SET EXERCISE:
Set down each line of the material that follows, exactly, with no pictures.

Collected data entries:
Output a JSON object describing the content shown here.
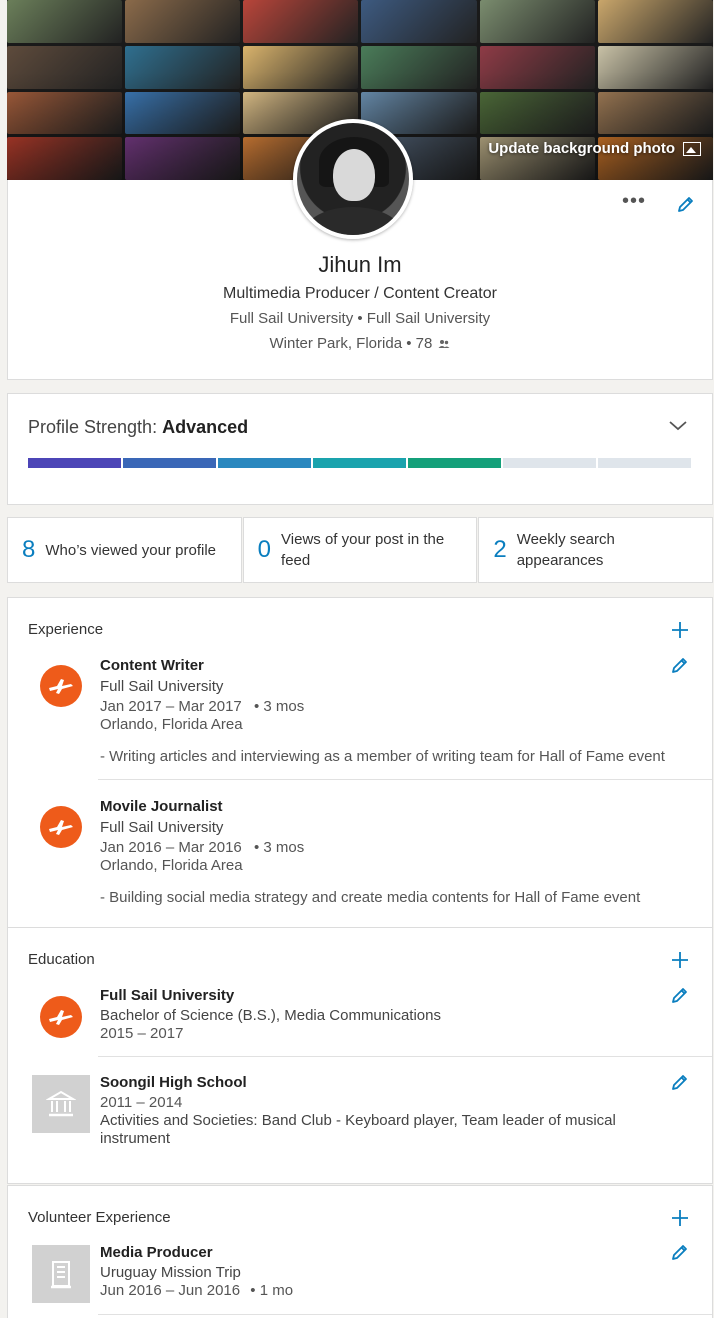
{
  "cover": {
    "update_label": "Update background photo",
    "tile_colors": [
      "#6b7f5a",
      "#8a6a4a",
      "#b8453a",
      "#3d5a80",
      "#7a8c6e",
      "#c9a66b",
      "#5e4b3c",
      "#2f6f8f",
      "#d9b36c",
      "#4a7c59",
      "#8e3b46",
      "#c8c1a6",
      "#a35d3b",
      "#3b78b5",
      "#e0c28a",
      "#6a8fb0",
      "#4f6d3a",
      "#9e7a55",
      "#c2402e",
      "#7d3d8c",
      "#e88a3c",
      "#5b6f87",
      "#c7b88f",
      "#d87b2a"
    ]
  },
  "profile": {
    "name": "Jihun Im",
    "headline": "Multimedia Producer / Content Creator",
    "schools": "Full Sail University • Full Sail University",
    "location": "Winter Park, Florida • 78",
    "more_label": "•••",
    "connections_icon": "people-icon"
  },
  "strength": {
    "label": "Profile Strength:",
    "level": "Advanced",
    "filled_segments": 5,
    "total_segments": 7,
    "segment_colors": [
      "#4c45b7",
      "#3a67b7",
      "#2a88bf",
      "#1aa3ad",
      "#14a07a",
      "#dfe5eb",
      "#dfe5eb"
    ]
  },
  "stats": [
    {
      "value": "8",
      "label": "Who’s viewed your profile"
    },
    {
      "value": "0",
      "label": "Views of your post in the feed"
    },
    {
      "value": "2",
      "label": "Weekly search appearances"
    }
  ],
  "experience": {
    "title": "Experience",
    "items": [
      {
        "title": "Content Writer",
        "org": "Full Sail University",
        "dates": "Jan 2017 – Mar 2017",
        "duration": "• 3 mos",
        "location": "Orlando, Florida Area",
        "description": "- Writing articles and interviewing as a member of writing team for Hall of Fame event"
      },
      {
        "title": "Movile Journalist",
        "org": "Full Sail University",
        "dates": "Jan 2016 – Mar 2016",
        "duration": "• 3 mos",
        "location": "Orlando, Florida Area",
        "description": "- Building social media strategy and create media contents for Hall of Fame event"
      }
    ]
  },
  "education": {
    "title": "Education",
    "items": [
      {
        "school": "Full Sail University",
        "degree": "Bachelor of Science (B.S.), Media Communications",
        "years": "2015 – 2017"
      },
      {
        "school": "Soongil High School",
        "years": "2011 – 2014",
        "activities_line1": "Activities and Societies: Band Club - Keyboard player, Team leader of musical",
        "activities_line2": "instrument"
      }
    ]
  },
  "volunteer": {
    "title": "Volunteer Experience",
    "items": [
      {
        "role": "Media Producer",
        "org": "Uruguay Mission Trip",
        "dates": "Jun 2016 – Jun 2016",
        "duration": "• 1 mo"
      }
    ]
  },
  "colors": {
    "accent": "#0a7ebf",
    "fullsail": "#ee5b1a"
  }
}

EXERCISE OUTPUT:
Output a JSON object describing the content shown here.
{
  "cover": {
    "update_label": "Update background photo",
    "tile_colors": [
      "#6b7f5a",
      "#8a6a4a",
      "#b8453a",
      "#3d5a80",
      "#7a8c6e",
      "#c9a66b",
      "#5e4b3c",
      "#2f6f8f",
      "#d9b36c",
      "#4a7c59",
      "#8e3b46",
      "#c8c1a6",
      "#a35d3b",
      "#3b78b5",
      "#e0c28a",
      "#6a8fb0",
      "#4f6d3a",
      "#9e7a55",
      "#c2402e",
      "#7d3d8c",
      "#e88a3c",
      "#5b6f87",
      "#c7b88f",
      "#d87b2a"
    ]
  },
  "profile": {
    "name": "Jihun Im",
    "headline": "Multimedia Producer / Content Creator",
    "schools": "Full Sail University • Full Sail University",
    "location": "Winter Park, Florida • 78",
    "more_label": "•••",
    "connections_icon": "people-icon"
  },
  "strength": {
    "label": "Profile Strength:",
    "level": "Advanced",
    "filled_segments": 5,
    "total_segments": 7,
    "segment_colors": [
      "#4c45b7",
      "#3a67b7",
      "#2a88bf",
      "#1aa3ad",
      "#14a07a",
      "#dfe5eb",
      "#dfe5eb"
    ]
  },
  "stats": [
    {
      "value": "8",
      "label": "Who’s viewed your profile"
    },
    {
      "value": "0",
      "label": "Views of your post in the feed"
    },
    {
      "value": "2",
      "label": "Weekly search appearances"
    }
  ],
  "experience": {
    "title": "Experience",
    "items": [
      {
        "title": "Content Writer",
        "org": "Full Sail University",
        "dates": "Jan 2017 – Mar 2017",
        "duration": "• 3 mos",
        "location": "Orlando, Florida Area",
        "description": "- Writing articles and interviewing as a member of writing team for Hall of Fame event"
      },
      {
        "title": "Movile Journalist",
        "org": "Full Sail University",
        "dates": "Jan 2016 – Mar 2016",
        "duration": "• 3 mos",
        "location": "Orlando, Florida Area",
        "description": "- Building social media strategy and create media contents for Hall of Fame event"
      }
    ]
  },
  "education": {
    "title": "Education",
    "items": [
      {
        "school": "Full Sail University",
        "degree": "Bachelor of Science (B.S.), Media Communications",
        "years": "2015 – 2017"
      },
      {
        "school": "Soongil High School",
        "years": "2011 – 2014",
        "activities_line1": "Activities and Societies: Band Club - Keyboard player, Team leader of musical",
        "activities_line2": "instrument"
      }
    ]
  },
  "volunteer": {
    "title": "Volunteer Experience",
    "items": [
      {
        "role": "Media Producer",
        "org": "Uruguay Mission Trip",
        "dates": "Jun 2016 – Jun 2016",
        "duration": "• 1 mo"
      }
    ]
  },
  "colors": {
    "accent": "#0a7ebf",
    "fullsail": "#ee5b1a"
  }
}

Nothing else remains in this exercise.